**PAGE**
######

Deux ensembles de constats de la Cour des Comptes à propos de l’intervention de l’Etat en direction de la création d’entreprises :


"Rapport d’évaluation : les dispositifs de soutien à la création d’entreprises", tome 1, Cour des Comptes, février 2012

Le rapport de la Cour des comptes, demandé par le comité d’évaluation et de contrôle des politiques publiques (CEC) de l’Assemblée Nationale, a eu pour objet de réaliser une « évaluation des dispositifs de l’Etat en faveur de la création d’entreprises » ; ce rapport n’est pas une « évaluation de la politique de création d’entreprises ».

La création d’entreprise, activité relève de l’initiative privée (volonté d’entreprendre des citoyens, goût du risque des apporteurs de capitaux) ; cette dimension « culturelle » conduit à relativiser l’efficacité à court terme de l’action des pouvoirs publics, qui peuvent cependant s’efforcer de faire évoluer à moyen terme la culture entrepreneuriale de la société.

######

**CONSIGNE 1**
Relevez toutes les expressions placées entre guillemets français (« ») dans la page sur la Cour des comptes.
**CONSIGNE 2**
Traduisez en anglais cette phrase de la page sur la Cour des comptes : "Le rapport de la Cour des comptes, demandé par le comité d'évaluation et de contrôle des politiques publiques (CEC) de l'Assemblée Nationale, a eu pour objet de réaliser une « évaluation des dispositifs de l'Etat en faveur de la création d'entreprises » ; ce rapport n'est pas une « évaluation de la politique de création d'entreprises »."
**CONSIGNE 3**
Veuillez prolonger la page sur la Cour des comptes après sa dernière phrase.
Le matériau ci-dessous provient d'une autre source.

**INFORMATIONS FOURNIES**

######

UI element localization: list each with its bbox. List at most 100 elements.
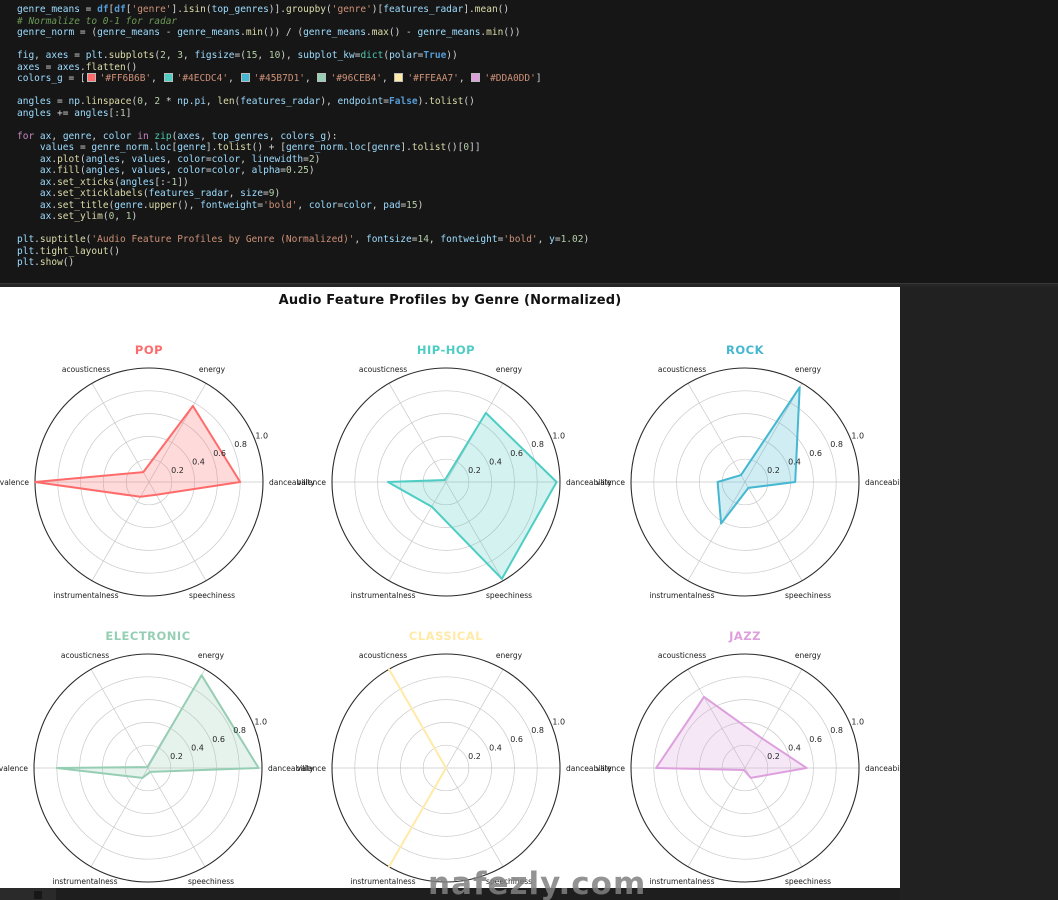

######

**RÉPONSE 1**
« évaluation des dispositifs de l'Etat en faveur de la création d'entreprises »
« évaluation de la politique de création d'entreprises »
« culturelle »

**RÉPONSE 2**
The Cour des comptes report, requested by the National Assembly's committee for the evaluation and oversight of public policies (CEC), set out to carry out an "evaluation of State schemes supporting business creation"; this report is not an "evaluation of business creation policy."

**RÉPONSE 3**
Deux ensembles de constats de la Cour des Comptes à propos de l’intervention de l’Etat en direction de la création d’entreprises :

Un pilotage insuffisant et une gouvernance déficiente, un coût global des dispositifs de soutien mal connu mais limité, l’absence d’une stratégie d’ensemble, une action de l’Etat mal coordonnée, notamment sur les territoires

• Une trop forte concentration des dispositifs au profit des chômeurs et des entreprises innovantes, et par ailleurs des aides concentrées sur la création plutôt que sur le développement

 

 Ce rapport s’est appuyé sur :

• des rapports de dix chambres régionales des comptes (CRC) associées à cette enquête, qui ont examiné les conditions de mise en œuvre des dispositifs de soutien à la création d’entreprises sur leurs territoires ;

• des auditions des principaux acteurs nationaux concernés;

• les échanges avec les membres d’un comité consultatif constitué afin de pouvoir entendre les réactions des parties prenantes sur l’organisation des travaux, les constats et les recommandations des rapporteurs ;

• trois tables rondes de créateurs d’entreprises organisées, à la Cour, à la chambre régionale des comptes d’Arras et à celle de Lyon ;

• deux sondages réalisés, l’un, par internet, auprès de 800 jeunes en fin de scolarité dans des IUT, des écoles d’ingénieurs, des écoles de commerce ou des universités, pour mesurer leur « culture entrepreneuriale », l’autre, par téléphone, auprès de 800 personnes ayant créé une entreprise entre 2006 et 2009 et dont l’entreprise a désormais disparu, pour comprendre les conséquences de cette expérience dans leur vie professionnelle ultérieure ;

• une analyse comparative des dispositifs publics d’aide à la création d’entreprises dans huit pays (Allemagne, Belgique, Espagne, Etats-Unis, Italie, Israël, Royaume Uni et Suède), réalisée par la direction générale du Trésor.

 

Je rendrais compte de ces différents travaux dans cette note, en plusieurs analyses (dont celle relative aux pays étrangers dans la prochaine note mensuelle).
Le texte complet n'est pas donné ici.